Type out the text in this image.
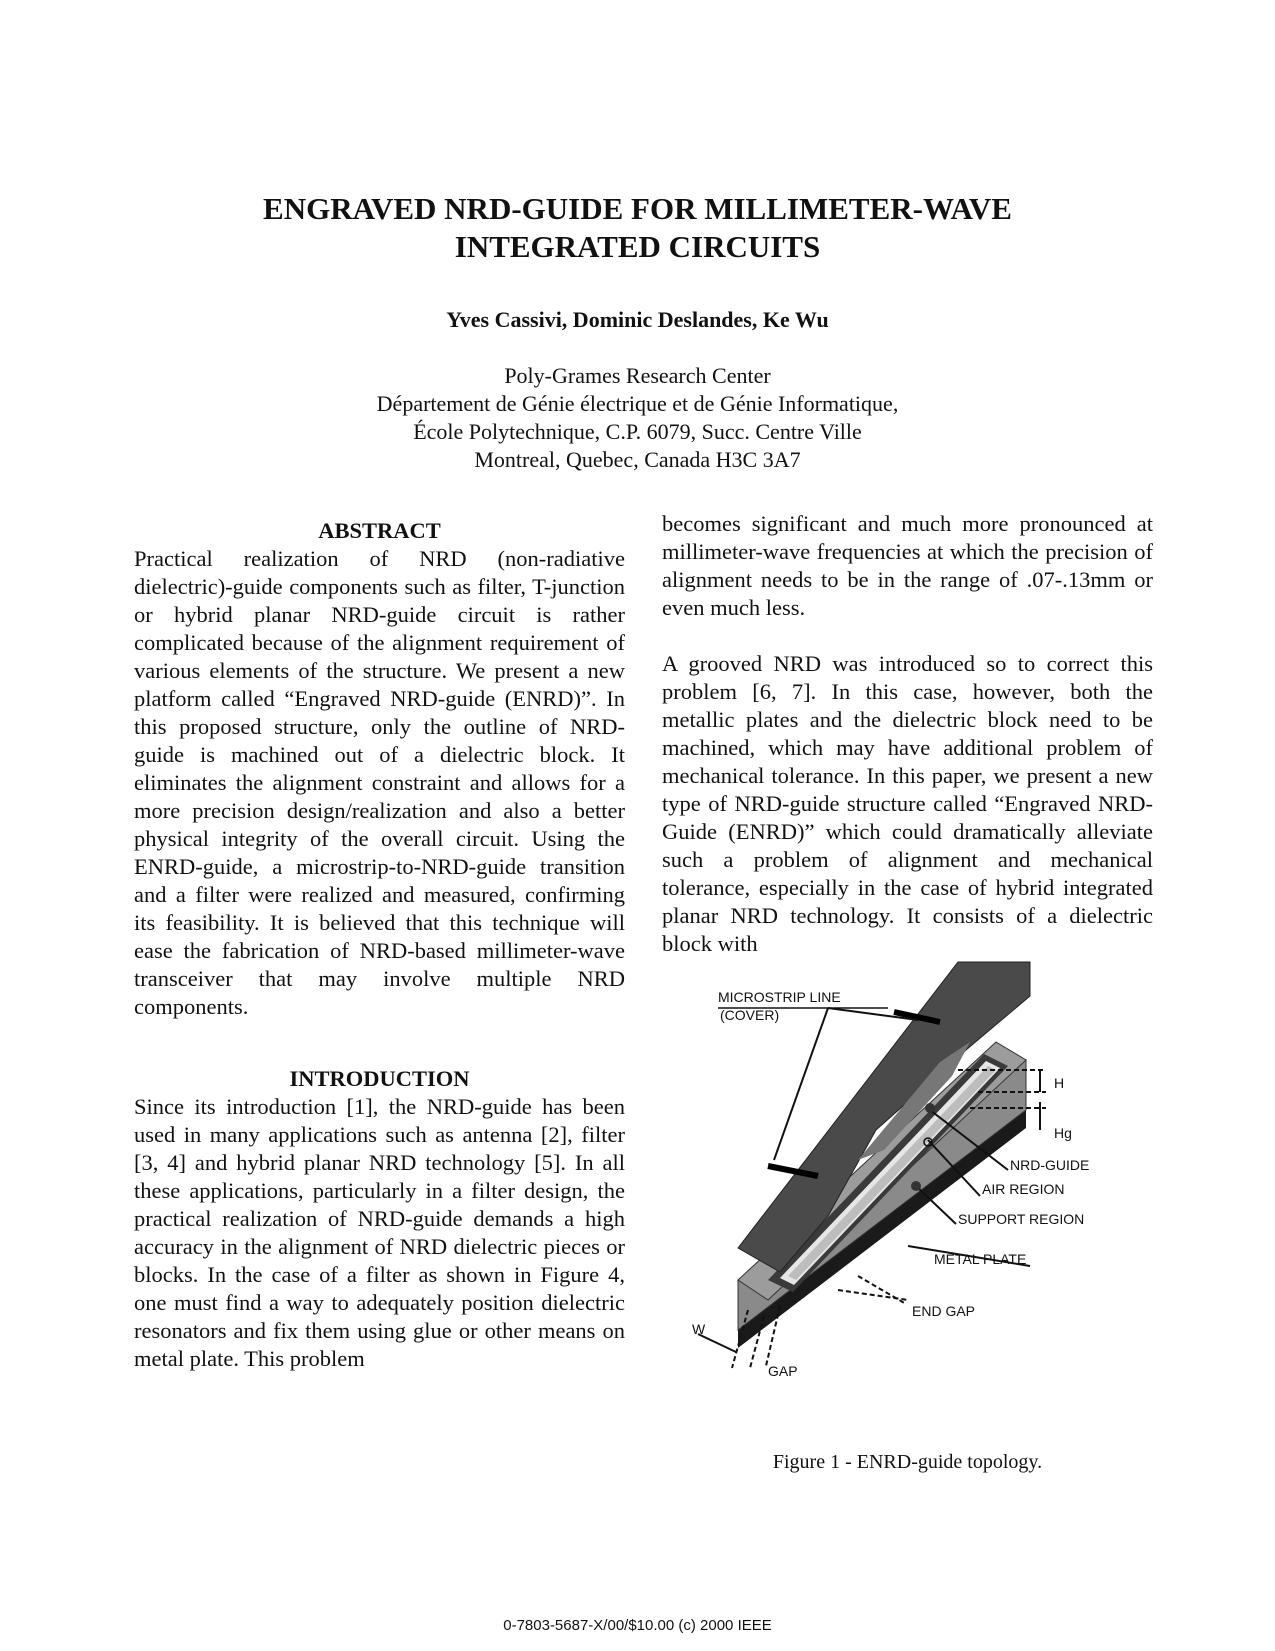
ENGRAVED NRD-GUIDE FOR MILLIMETER-WAVE
INTEGRATED CIRCUITS
Yves Cassivi, Dominic Deslandes, Ke Wu
Poly-Grames Research Center
Département de Génie électrique et de Génie Informatique,
École Polytechnique, C.P. 6079, Succ. Centre Ville
Montreal, Quebec, Canada H3C 3A7
ABSTRACT

Practical realization of NRD (non-radiative dielectric)-guide components such as filter, T-junction or hybrid planar NRD-guide circuit is rather complicated because of the alignment requirement of various elements of the structure. We present a new platform called “Engraved NRD-guide (ENRD)”. In this proposed structure, only the outline of NRD-guide is machined out of a dielectric block. It eliminates the alignment constraint and allows for a more precision design/realization and also a better physical integrity of the overall circuit. Using the ENRD-guide, a microstrip-to-NRD-guide transition and a filter were realized and measured, confirming its feasibility. It is believed that this technique will ease the fabrication of NRD-based millimeter-wave transceiver that may involve multiple NRD components.

INTRODUCTION

Since its introduction [1], the NRD-guide has been used in many applications such as antenna [2], filter [3, 4] and hybrid planar NRD technology [5]. In all these applications, particularly in a filter design, the practical realization of NRD-guide demands a high accuracy in the alignment of NRD dielectric pieces or blocks. In the case of a filter as shown in Figure 4, one must find a way to adequately position dielectric resonators and fix them using glue or other means on metal plate. This problem

becomes significant and much more pronounced at millimeter-wave frequencies at which the precision of alignment needs to be in the range of .07-.13mm or even much less.

A grooved NRD was introduced so to correct this problem [6, 7]. In this case, however, both the metallic plates and the dielectric block need to be machined, which may have additional problem of mechanical tolerance. In this paper, we present a new type of NRD-guide structure called “Engraved NRD-Guide (ENRD)” which could dramatically alleviate such a problem of alignment and mechanical tolerance, especially in the case of hybrid integrated planar NRD technology. It consists of a dielectric block with

MICROSTRIP LINE
(COVER)
H
Hg
NRD-GUIDE
AIR REGION
SUPPORT REGION
METAL PLATE
END GAP
W
GAP
Figure 1 - ENRD-guide topology.
0-7803-5687-X/00/$10.00 (c) 2000 IEEE
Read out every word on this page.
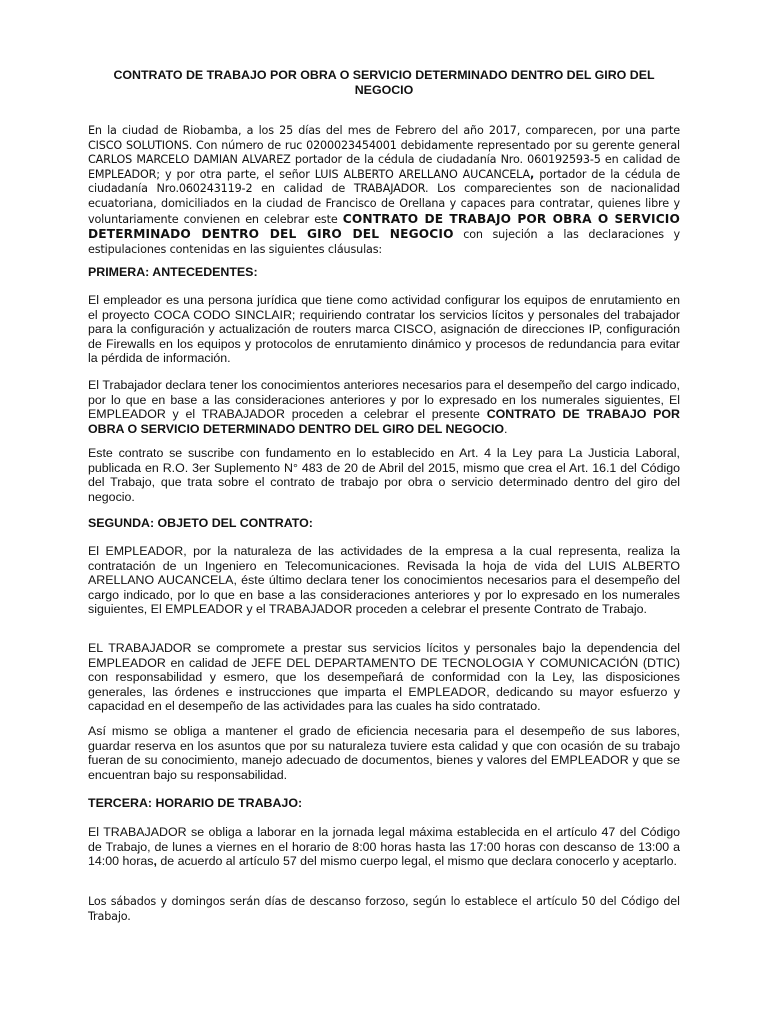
CONTRATO DE TRABAJO POR OBRA O SERVICIO DETERMINADO DENTRO DEL GIRO DEL NEGOCIO
En la ciudad de Riobamba, a los 25 días del mes de Febrero del año 2017, comparecen, por una parte CISCO SOLUTIONS. Con número de ruc 0200023454001 debidamente representado por su gerente general CARLOS MARCELO DAMIAN ALVAREZ portador de la cédula de ciudadanía Nro. 060192593-5 en calidad de EMPLEADOR; y por otra parte, el señor LUIS ALBERTO ARELLANO AUCANCELA, portador de la cédula de ciudadanía Nro.060243119-2 en calidad de TRABAJADOR. Los comparecientes son de nacionalidad ecuatoriana, domiciliados en la ciudad de Francisco de Orellana y capaces para contratar, quienes libre y voluntariamente convienen en celebrar este CONTRATO DE TRABAJO POR OBRA O SERVICIO DETERMINADO DENTRO DEL GIRO DEL NEGOCIO con sujeción a las declaraciones y estipulaciones contenidas en las siguientes cláusulas:
PRIMERA: ANTECEDENTES:
El empleador es una persona jurídica que tiene como actividad configurar los equipos de enrutamiento en el proyecto COCA CODO SINCLAIR; requiriendo contratar los servicios lícitos y personales del trabajador para la configuración y actualización de routers marca CISCO, asignación de direcciones IP, configuración de Firewalls en los equipos y protocolos de enrutamiento dinámico y procesos de redundancia para evitar la pérdida de información.
El Trabajador declara tener los conocimientos anteriores necesarios para el desempeño del cargo indicado, por lo que en base a las consideraciones anteriores y por lo expresado en los numerales siguientes, El EMPLEADOR y el TRABAJADOR proceden a celebrar el presente CONTRATO DE TRABAJO POR OBRA O SERVICIO DETERMINADO DENTRO DEL GIRO DEL NEGOCIO.
Este contrato se suscribe con fundamento en lo establecido en Art. 4 la Ley para La Justicia Laboral, publicada en R.O. 3er Suplemento N° 483 de 20 de Abril del 2015, mismo que crea el Art. 16.1 del Código del Trabajo, que trata sobre el contrato de trabajo por obra o servicio determinado dentro del giro del negocio.
SEGUNDA: OBJETO DEL CONTRATO:
El EMPLEADOR, por la naturaleza de las actividades de la empresa a la cual representa, realiza la contratación de un Ingeniero en Telecomunicaciones. Revisada la hoja de vida del LUIS ALBERTO ARELLANO AUCANCELA, éste último declara tener los conocimientos necesarios para el desempeño del cargo indicado, por lo que en base a las consideraciones anteriores y por lo expresado en los numerales siguientes, El EMPLEADOR y el TRABAJADOR proceden a celebrar el presente Contrato de Trabajo.
EL TRABAJADOR se compromete a prestar sus servicios lícitos y personales bajo la dependencia del EMPLEADOR en calidad de JEFE DEL DEPARTAMENTO DE TECNOLOGIA Y COMUNICACIÓN (DTIC) con responsabilidad y esmero, que los desempeñará de conformidad con la Ley, las disposiciones generales, las órdenes e instrucciones que imparta el EMPLEADOR, dedicando su mayor esfuerzo y capacidad en el desempeño de las actividades para las cuales ha sido contratado.
Así mismo se obliga a mantener el grado de eficiencia necesaria para el desempeño de sus labores, guardar reserva en los asuntos que por su naturaleza tuviere esta calidad y que con ocasión de su trabajo fueran de su conocimiento, manejo adecuado de documentos, bienes y valores del EMPLEADOR y que se encuentran bajo su responsabilidad.
TERCERA: HORARIO DE TRABAJO:
El TRABAJADOR se obliga a laborar en la jornada legal máxima establecida en el artículo 47 del Código de Trabajo, de lunes a viernes en el horario de 8:00 horas hasta las 17:00 horas con descanso de 13:00 a 14:00 horas, de acuerdo al artículo 57 del mismo cuerpo legal, el mismo que declara conocerlo y aceptarlo.
Los sábados y domingos serán días de descanso forzoso, según lo establece el artículo 50 del Código del Trabajo.
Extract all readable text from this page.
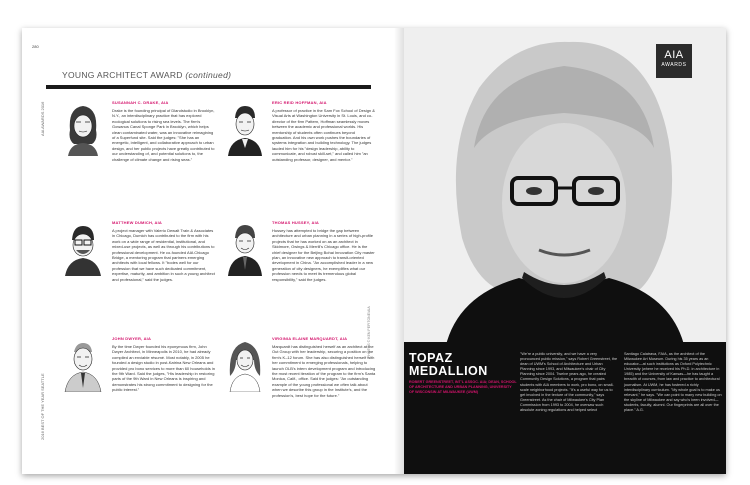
280
AIA AWARDS 2016
2016 BEST OF THE YEAR SEATTLE
YOUNG ARCHITECT AWARD (continued)
SUSANNAH C. DRAKE, AIA

Drake is the founding principal of Dlandstudio in Brooklyn, N.Y., an interdisciplinary practice that has explored ecological solutions to rising sea levels. The firm's Gowanus Canal Sponge Park in Brooklyn, which helps clean contaminated water, was an innovative reimagining of a Superfund site. Said the judges: "She has an energetic, intelligent, and collaborative approach to urban design, and her public projects have greatly contributed to our understanding of, and potential solutions to, the challenge of climate change and rising seas."

ERIC REID HOFFMAN, AIA

A professor of practice in the Sam Fox School of Design & Visual Arts at Washington University in St. Louis, and co-director of the firm Pattern, Hoffman seamlessly moves between the academic and professional worlds. His mentorship of students often continues beyond graduation. And his own work pushes the boundaries of systems integration and building technology. The judges lauded him for his "design leadership, ability to communicate, and robust skill-set," and called him "an outstanding professor, designer, and mentor."

MATTHEW DUMICH, AIA

A project manager with Valerio Dewalt Train & Associates in Chicago, Dumich has contributed to the firm with his work on a wide range of residential, institutional, and mixed-use projects, as well as through his contributions to professional development. He co-founded AIA Chicago Bridge, a mentoring program that partners emerging architects with local fellows. It "bodes well for our profession that we have such dedicated commitment, expertise, maturity, and ambition in such a young architect and professional," said the judges.

THOMAS HUSSEY, AIA

Hussey has attempted to bridge the gap between architecture and urban planning in a series of high-profile projects that he has worked on as an architect in Skidmore, Owings & Merrill's Chicago office. He is the chief designer for the Beijing Bohai Innovation City master plan, an innovative new approach to transit-oriented development in China. "An accomplished leader in a new generation of city designers, he exemplifies what our profession needs to meet its tremendous global responsibility," said the judges.

JOHN DWYER, AIA

By the time Dwyer founded his eponymous firm, John Dwyer Architect, in Minneapolis in 2010, he had already compiled an enviable résumé. Most notably, in 2005 he founded a design studio in post-Katrina New Orleans and provided pro bono services to more than 60 households in the 9th Ward. Said the judges, "His leadership in restoring parts of the 9th Ward in New Orleans is inspiring and demonstrates his strong commitment to designing for the public interest."

VIRGINIA ELAINE MARQUARDT, AIA

Marquardt has distinguished herself as an architect at the Out Group with her leadership, securing a position on the firm's K–12 forum. She has also distinguished herself with her commitment to emerging professionals, helping to launch OLB's intern development program and introducing the most recent iteration of the program to the firm's Santa Monica, Calif., office. Said the judges: "An outstanding example of the young professional we often talk about when we describe this group in the Institute's, and the profession's, best hope for the future."

PHOTOS © KEN PEPITONE/AIA
AIA
AWARDS
TOPAZ
MEDALLION
ROBERT GREENSTREET, INT'L ASSOC. AIA; DEAN, SCHOOL OF ARCHITECTURE AND URBAN PLANNING, UNIVERSITY OF WISCONSIN AT MILWAUKEE (UWM)

"We're a public university, and we have a very pronounced public mission," says Robert Greenstreet, the dean of UWM's School of Architecture and Urban Planning since 1993, and Milwaukee's chair of City Planning since 2004. Twelve years ago, he created Community Design Solutions, a program that pairs students with AIA members to work, pro bono, on small-scale neighborhood projects. "It's a useful way for us to get involved in the texture of the community," says Greenstreet. As the chair of Milwaukee's City Plan Commission from 1993 to 2004, he oversaw such absolute zoning regulations and helped select

Santiago Calatrava, FAIA, as the architect of the Milwaukee Art Museum. During his 35 years as an educator—at such institutions as Oxford Polytechnic University (where he received his Ph.D. in architecture in 1985) and the University of Kansas—he has taught a breadth of courses, from law and practice to architectural journalism. At UWM, he has fostered a richly interdisciplinary curriculum. "My whole goal is to make us relevant," he says. "We can point to many new building on the skyline of Milwaukee and say who's been involved—students, faculty, alumni. Our fingerprints are all over the place." A.G.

### SHORT PROBLEM:
Lines from the records above that hold "anteriores" are the ones to list.

### TASK SOLUTION:
El Trabajador declara tener los conocimientos anteriores necesarios para el desempeño del cargo indicado, por lo que en base a las consideraciones anteriores y por lo expresado en los numerales siguientes, El EMPLEADOR y el TRABAJADOR proceden a celebrar el presente CONTRATO DE TRABAJO POR OBRA O SERVICIO DETERMINADO DENTRO DEL GIRO DEL NEGOCIO.
El EMPLEADOR, por la naturaleza de las actividades de la empresa a la cual representa, realiza la contratación de un Ingeniero en Telecomunicaciones. Revisada la hoja de vida del LUIS ALBERTO ARELLANO AUCANCELA, éste último declara tener los conocimientos necesarios para el desempeño del cargo indicado, por lo que en base a las consideraciones anteriores y por lo expresado en los numerales siguientes, El EMPLEADOR y el TRABAJADOR proceden a celebrar el presente Contrato de Trabajo.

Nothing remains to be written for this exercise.